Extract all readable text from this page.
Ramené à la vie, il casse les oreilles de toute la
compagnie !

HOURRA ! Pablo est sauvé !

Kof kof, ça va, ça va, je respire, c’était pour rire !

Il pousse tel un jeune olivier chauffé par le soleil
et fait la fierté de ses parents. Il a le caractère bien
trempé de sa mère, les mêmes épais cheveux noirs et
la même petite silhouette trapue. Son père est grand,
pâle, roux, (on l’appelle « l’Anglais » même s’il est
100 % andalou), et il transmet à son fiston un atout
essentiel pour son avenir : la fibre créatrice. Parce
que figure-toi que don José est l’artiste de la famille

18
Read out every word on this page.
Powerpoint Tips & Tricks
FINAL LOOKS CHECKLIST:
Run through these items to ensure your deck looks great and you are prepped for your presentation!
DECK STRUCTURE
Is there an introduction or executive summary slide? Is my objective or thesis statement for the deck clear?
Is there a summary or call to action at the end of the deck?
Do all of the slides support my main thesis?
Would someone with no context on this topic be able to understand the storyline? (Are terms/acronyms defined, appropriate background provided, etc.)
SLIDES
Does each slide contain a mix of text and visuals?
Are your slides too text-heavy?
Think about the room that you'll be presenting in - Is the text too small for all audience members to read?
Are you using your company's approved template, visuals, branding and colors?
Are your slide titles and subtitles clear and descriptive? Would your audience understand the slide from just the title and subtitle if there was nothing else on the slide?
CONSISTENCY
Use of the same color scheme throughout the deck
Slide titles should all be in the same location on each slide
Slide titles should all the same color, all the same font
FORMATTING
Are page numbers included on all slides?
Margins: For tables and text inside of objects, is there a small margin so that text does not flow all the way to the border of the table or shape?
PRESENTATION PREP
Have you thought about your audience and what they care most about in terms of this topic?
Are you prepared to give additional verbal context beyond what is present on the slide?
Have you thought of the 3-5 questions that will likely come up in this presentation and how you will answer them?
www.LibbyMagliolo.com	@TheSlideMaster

◆ REQUIRED WORK ◆
How many lines of the records contain the string "context"? Respond with the number alone.

◆ ANSWER TO THIS EXERCISE ◆
2